* Goal of the exercise *
Would you return all of this data exactly, leaving nothing out?

## START Given records

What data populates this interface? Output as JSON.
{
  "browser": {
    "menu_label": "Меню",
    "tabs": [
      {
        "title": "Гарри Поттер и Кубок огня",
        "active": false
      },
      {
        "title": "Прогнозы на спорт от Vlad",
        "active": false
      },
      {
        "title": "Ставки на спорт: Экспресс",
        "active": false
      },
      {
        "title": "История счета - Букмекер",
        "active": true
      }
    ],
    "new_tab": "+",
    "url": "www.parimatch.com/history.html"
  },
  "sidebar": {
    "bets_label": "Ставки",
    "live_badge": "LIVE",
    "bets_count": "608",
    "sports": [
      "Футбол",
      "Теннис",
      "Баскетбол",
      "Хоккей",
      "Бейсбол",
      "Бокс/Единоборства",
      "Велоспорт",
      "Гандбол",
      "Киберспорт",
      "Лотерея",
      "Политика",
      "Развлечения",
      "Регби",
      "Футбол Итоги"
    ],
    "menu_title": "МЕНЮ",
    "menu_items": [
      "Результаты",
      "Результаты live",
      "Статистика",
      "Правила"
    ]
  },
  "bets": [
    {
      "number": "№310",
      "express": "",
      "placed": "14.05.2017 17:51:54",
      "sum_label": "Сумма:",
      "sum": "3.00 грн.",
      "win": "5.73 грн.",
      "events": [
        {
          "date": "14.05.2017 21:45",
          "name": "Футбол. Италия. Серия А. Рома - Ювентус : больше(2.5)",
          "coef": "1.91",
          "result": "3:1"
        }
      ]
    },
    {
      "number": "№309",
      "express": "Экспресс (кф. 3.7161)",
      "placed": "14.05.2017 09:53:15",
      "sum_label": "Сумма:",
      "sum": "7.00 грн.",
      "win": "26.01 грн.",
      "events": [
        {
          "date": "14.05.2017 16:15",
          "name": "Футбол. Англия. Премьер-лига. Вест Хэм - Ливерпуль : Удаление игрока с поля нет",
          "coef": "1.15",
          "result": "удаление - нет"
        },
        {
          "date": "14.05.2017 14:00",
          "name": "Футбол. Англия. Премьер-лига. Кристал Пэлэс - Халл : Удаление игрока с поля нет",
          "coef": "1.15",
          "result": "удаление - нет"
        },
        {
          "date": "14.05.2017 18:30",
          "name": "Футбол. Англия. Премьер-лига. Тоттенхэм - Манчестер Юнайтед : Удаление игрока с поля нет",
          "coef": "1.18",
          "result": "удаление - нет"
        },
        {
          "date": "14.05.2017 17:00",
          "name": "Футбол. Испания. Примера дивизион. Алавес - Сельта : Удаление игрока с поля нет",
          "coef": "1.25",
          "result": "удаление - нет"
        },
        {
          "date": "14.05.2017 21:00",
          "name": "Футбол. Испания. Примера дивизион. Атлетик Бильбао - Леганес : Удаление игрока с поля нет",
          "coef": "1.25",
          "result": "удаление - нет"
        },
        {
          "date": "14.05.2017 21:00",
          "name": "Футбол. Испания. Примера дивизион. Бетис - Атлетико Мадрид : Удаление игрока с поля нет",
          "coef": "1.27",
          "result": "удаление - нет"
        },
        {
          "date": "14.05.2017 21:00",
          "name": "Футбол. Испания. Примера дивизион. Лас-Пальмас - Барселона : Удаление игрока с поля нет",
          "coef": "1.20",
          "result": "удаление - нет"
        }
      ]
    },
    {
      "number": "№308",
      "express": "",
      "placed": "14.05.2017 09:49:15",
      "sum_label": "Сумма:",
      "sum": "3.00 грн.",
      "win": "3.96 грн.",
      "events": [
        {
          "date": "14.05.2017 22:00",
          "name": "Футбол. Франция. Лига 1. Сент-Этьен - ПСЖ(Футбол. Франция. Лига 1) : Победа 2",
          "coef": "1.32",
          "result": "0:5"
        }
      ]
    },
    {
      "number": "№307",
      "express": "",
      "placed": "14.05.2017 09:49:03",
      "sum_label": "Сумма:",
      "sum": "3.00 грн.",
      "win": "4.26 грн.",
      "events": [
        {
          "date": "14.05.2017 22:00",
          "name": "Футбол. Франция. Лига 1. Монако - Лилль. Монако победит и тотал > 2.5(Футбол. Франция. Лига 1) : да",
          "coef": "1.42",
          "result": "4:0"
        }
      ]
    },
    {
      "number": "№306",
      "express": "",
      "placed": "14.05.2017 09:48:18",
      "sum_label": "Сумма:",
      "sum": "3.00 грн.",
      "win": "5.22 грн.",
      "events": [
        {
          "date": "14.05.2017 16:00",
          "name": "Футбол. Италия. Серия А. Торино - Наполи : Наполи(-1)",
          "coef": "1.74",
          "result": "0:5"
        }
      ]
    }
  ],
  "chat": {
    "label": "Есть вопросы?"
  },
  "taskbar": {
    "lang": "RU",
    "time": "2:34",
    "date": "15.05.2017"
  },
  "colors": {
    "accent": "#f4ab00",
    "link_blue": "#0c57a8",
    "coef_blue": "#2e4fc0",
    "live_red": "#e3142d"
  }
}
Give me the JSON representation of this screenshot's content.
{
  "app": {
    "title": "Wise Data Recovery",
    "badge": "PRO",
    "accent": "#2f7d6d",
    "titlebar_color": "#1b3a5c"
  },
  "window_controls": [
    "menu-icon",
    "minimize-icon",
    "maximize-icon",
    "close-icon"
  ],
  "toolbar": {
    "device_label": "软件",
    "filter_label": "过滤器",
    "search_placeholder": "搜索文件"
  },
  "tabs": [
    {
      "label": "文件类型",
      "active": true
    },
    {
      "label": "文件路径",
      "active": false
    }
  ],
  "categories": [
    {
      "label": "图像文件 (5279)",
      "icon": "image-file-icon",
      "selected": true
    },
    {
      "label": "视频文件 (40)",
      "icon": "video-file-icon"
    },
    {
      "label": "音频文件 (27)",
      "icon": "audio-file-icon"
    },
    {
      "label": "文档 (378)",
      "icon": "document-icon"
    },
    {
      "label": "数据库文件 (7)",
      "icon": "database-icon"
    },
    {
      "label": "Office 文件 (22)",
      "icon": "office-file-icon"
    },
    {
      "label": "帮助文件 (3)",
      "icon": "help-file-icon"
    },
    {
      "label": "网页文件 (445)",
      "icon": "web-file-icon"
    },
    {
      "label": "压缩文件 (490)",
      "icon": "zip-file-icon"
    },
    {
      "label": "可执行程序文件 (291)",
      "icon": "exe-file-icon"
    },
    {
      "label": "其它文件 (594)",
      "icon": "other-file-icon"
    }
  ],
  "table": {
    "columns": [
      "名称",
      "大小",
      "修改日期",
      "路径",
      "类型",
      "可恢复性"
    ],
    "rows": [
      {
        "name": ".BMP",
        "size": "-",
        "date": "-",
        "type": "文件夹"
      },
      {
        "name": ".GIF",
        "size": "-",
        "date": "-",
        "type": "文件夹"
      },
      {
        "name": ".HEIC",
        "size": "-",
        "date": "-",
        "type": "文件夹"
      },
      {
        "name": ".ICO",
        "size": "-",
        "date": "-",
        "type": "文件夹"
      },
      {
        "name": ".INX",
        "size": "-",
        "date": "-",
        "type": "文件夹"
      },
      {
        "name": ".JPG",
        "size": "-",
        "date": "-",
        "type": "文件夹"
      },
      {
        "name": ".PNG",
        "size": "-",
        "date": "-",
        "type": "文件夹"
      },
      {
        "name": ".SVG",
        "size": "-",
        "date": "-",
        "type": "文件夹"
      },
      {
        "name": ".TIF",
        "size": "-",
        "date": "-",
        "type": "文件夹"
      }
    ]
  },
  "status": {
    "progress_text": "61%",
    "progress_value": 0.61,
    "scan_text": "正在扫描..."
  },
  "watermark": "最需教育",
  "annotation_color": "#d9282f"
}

## END Given records

* Reply *
What data populates this interface? Output as JSON.
{
  "browser": {
    "menu_label": "Меню",
    "tabs": [
      {
        "title": "Гарри Поттер и Кубок огня",
        "active": false
      },
      {
        "title": "Прогнозы на спорт от Vlad",
        "active": false
      },
      {
        "title": "Ставки на спорт: Экспресс",
        "active": false
      },
      {
        "title": "История счета - Букмекер",
        "active": true
      }
    ],
    "new_tab": "+",
    "url": "www.parimatch.com/history.html"
  },
  "sidebar": {
    "bets_label": "Ставки",
    "live_badge": "LIVE",
    "bets_count": "608",
    "sports": [
      "Футбол",
      "Теннис",
      "Баскетбол",
      "Хоккей",
      "Бейсбол",
      "Бокс/Единоборства",
      "Велоспорт",
      "Гандбол",
      "Киберспорт",
      "Лотерея",
      "Политика",
      "Развлечения",
      "Регби",
      "Футбол Итоги"
    ],
    "menu_title": "МЕНЮ",
    "menu_items": [
      "Результаты",
      "Результаты live",
      "Статистика",
      "Правила"
    ]
  },
  "bets": [
    {
      "number": "№310",
      "express": "",
      "placed": "14.05.2017 17:51:54",
      "sum_label": "Сумма:",
      "sum": "3.00 грн.",
      "win": "5.73 грн.",
      "events": [
        {
          "date": "14.05.2017 21:45",
          "name": "Футбол. Италия. Серия А. Рома - Ювентус : больше(2.5)",
          "coef": "1.91",
          "result": "3:1"
        }
      ]
    },
    {
      "number": "№309",
      "express": "Экспресс (кф. 3.7161)",
      "placed": "14.05.2017 09:53:15",
      "sum_label": "Сумма:",
      "sum": "7.00 грн.",
      "win": "26.01 грн.",
      "events": [
        {
          "date": "14.05.2017 16:15",
          "name": "Футбол. Англия. Премьер-лига. Вест Хэм - Ливерпуль : Удаление игрока с поля нет",
          "coef": "1.15",
          "result": "удаление - нет"
        },
        {
          "date": "14.05.2017 14:00",
          "name": "Футбол. Англия. Премьер-лига. Кристал Пэлэс - Халл : Удаление игрока с поля нет",
          "coef": "1.15",
          "result": "удаление - нет"
        },
        {
          "date": "14.05.2017 18:30",
          "name": "Футбол. Англия. Премьер-лига. Тоттенхэм - Манчестер Юнайтед : Удаление игрока с поля нет",
          "coef": "1.18",
          "result": "удаление - нет"
        },
        {
          "date": "14.05.2017 17:00",
          "name": "Футбол. Испания. Примера дивизион. Алавес - Сельта : Удаление игрока с поля нет",
          "coef": "1.25",
          "result": "удаление - нет"
        },
        {
          "date": "14.05.2017 21:00",
          "name": "Футбол. Испания. Примера дивизион. Атлетик Бильбао - Леганес : Удаление игрока с поля нет",
          "coef": "1.25",
          "result": "удаление - нет"
        },
        {
          "date": "14.05.2017 21:00",
          "name": "Футбол. Испания. Примера дивизион. Бетис - Атлетико Мадрид : Удаление игрока с поля нет",
          "coef": "1.27",
          "result": "удаление - нет"
        },
        {
          "date": "14.05.2017 21:00",
          "name": "Футбол. Испания. Примера дивизион. Лас-Пальмас - Барселона : Удаление игрока с поля нет",
          "coef": "1.20",
          "result": "удаление - нет"
        }
      ]
    },
    {
      "number": "№308",
      "express": "",
      "placed": "14.05.2017 09:49:15",
      "sum_label": "Сумма:",
      "sum": "3.00 грн.",
      "win": "3.96 грн.",
      "events": [
        {
          "date": "14.05.2017 22:00",
          "name": "Футбол. Франция. Лига 1. Сент-Этьен - ПСЖ(Футбол. Франция. Лига 1) : Победа 2",
          "coef": "1.32",
          "result": "0:5"
        }
      ]
    },
    {
      "number": "№307",
      "express": "",
      "placed": "14.05.2017 09:49:03",
      "sum_label": "Сумма:",
      "sum": "3.00 грн.",
      "win": "4.26 грн.",
      "events": [
        {
          "date": "14.05.2017 22:00",
          "name": "Футбол. Франция. Лига 1. Монако - Лилль. Монако победит и тотал > 2.5(Футбол. Франция. Лига 1) : да",
          "coef": "1.42",
          "result": "4:0"
        }
      ]
    },
    {
      "number": "№306",
      "express": "",
      "placed": "14.05.2017 09:48:18",
      "sum_label": "Сумма:",
      "sum": "3.00 грн.",
      "win": "5.22 грн.",
      "events": [
        {
          "date": "14.05.2017 16:00",
          "name": "Футбол. Италия. Серия А. Торино - Наполи : Наполи(-1)",
          "coef": "1.74",
          "result": "0:5"
        }
      ]
    }
  ],
  "chat": {
    "label": "Есть вопросы?"
  },
  "taskbar": {
    "lang": "RU",
    "time": "2:34",
    "date": "15.05.2017"
  },
  "colors": {
    "accent": "#f4ab00",
    "link_blue": "#0c57a8",
    "coef_blue": "#2e4fc0",
    "live_red": "#e3142d"
  }
}
Give me the JSON representation of this screenshot's content.
{
  "app": {
    "title": "Wise Data Recovery",
    "badge": "PRO",
    "accent": "#2f7d6d",
    "titlebar_color": "#1b3a5c"
  },
  "window_controls": [
    "menu-icon",
    "minimize-icon",
    "maximize-icon",
    "close-icon"
  ],
  "toolbar": {
    "device_label": "软件",
    "filter_label": "过滤器",
    "search_placeholder": "搜索文件"
  },
  "tabs": [
    {
      "label": "文件类型",
      "active": true
    },
    {
      "label": "文件路径",
      "active": false
    }
  ],
  "categories": [
    {
      "label": "图像文件 (5279)",
      "icon": "image-file-icon",
      "selected": true
    },
    {
      "label": "视频文件 (40)",
      "icon": "video-file-icon"
    },
    {
      "label": "音频文件 (27)",
      "icon": "audio-file-icon"
    },
    {
      "label": "文档 (378)",
      "icon": "document-icon"
    },
    {
      "label": "数据库文件 (7)",
      "icon": "database-icon"
    },
    {
      "label": "Office 文件 (22)",
      "icon": "office-file-icon"
    },
    {
      "label": "帮助文件 (3)",
      "icon": "help-file-icon"
    },
    {
      "label": "网页文件 (445)",
      "icon": "web-file-icon"
    },
    {
      "label": "压缩文件 (490)",
      "icon": "zip-file-icon"
    },
    {
      "label": "可执行程序文件 (291)",
      "icon": "exe-file-icon"
    },
    {
      "label": "其它文件 (594)",
      "icon": "other-file-icon"
    }
  ],
  "table": {
    "columns": [
      "名称",
      "大小",
      "修改日期",
      "路径",
      "类型",
      "可恢复性"
    ],
    "rows": [
      {
        "name": ".BMP",
        "size": "-",
        "date": "-",
        "type": "文件夹"
      },
      {
        "name": ".GIF",
        "size": "-",
        "date": "-",
        "type": "文件夹"
      },
      {
        "name": ".HEIC",
        "size": "-",
        "date": "-",
        "type": "文件夹"
      },
      {
        "name": ".ICO",
        "size": "-",
        "date": "-",
        "type": "文件夹"
      },
      {
        "name": ".INX",
        "size": "-",
        "date": "-",
        "type": "文件夹"
      },
      {
        "name": ".JPG",
        "size": "-",
        "date": "-",
        "type": "文件夹"
      },
      {
        "name": ".PNG",
        "size": "-",
        "date": "-",
        "type": "文件夹"
      },
      {
        "name": ".SVG",
        "size": "-",
        "date": "-",
        "type": "文件夹"
      },
      {
        "name": ".TIF",
        "size": "-",
        "date": "-",
        "type": "文件夹"
      }
    ]
  },
  "status": {
    "progress_text": "61%",
    "progress_value": 0.61,
    "scan_text": "正在扫描..."
  },
  "watermark": "最需教育",
  "annotation_color": "#d9282f"
}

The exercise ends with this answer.